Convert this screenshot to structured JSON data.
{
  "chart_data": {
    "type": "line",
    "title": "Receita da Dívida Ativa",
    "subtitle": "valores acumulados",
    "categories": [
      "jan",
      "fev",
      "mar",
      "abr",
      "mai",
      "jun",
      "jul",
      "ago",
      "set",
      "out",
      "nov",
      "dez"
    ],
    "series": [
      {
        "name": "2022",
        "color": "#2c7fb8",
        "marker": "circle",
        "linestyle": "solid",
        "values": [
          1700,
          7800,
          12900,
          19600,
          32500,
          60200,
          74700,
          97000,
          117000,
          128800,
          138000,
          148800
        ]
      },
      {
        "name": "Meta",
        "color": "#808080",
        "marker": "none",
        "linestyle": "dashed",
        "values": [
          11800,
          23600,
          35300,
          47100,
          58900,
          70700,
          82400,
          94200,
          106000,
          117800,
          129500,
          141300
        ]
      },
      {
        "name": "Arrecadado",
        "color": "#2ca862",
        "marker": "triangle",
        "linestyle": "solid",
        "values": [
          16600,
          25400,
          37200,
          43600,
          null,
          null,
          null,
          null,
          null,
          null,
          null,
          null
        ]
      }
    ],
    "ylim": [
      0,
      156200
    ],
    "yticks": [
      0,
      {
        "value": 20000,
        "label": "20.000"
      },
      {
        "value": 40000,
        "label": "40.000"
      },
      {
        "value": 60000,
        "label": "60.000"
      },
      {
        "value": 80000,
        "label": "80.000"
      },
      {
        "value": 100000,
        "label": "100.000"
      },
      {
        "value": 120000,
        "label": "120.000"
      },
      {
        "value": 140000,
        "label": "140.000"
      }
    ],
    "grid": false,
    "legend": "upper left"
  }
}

#####

Exercise brief => Locate all lines holding the word "color", then copy them out.

Response to this task =>
        "color": "#2c7fb8",
        "color": "#808080",
        "color": "#2ca862",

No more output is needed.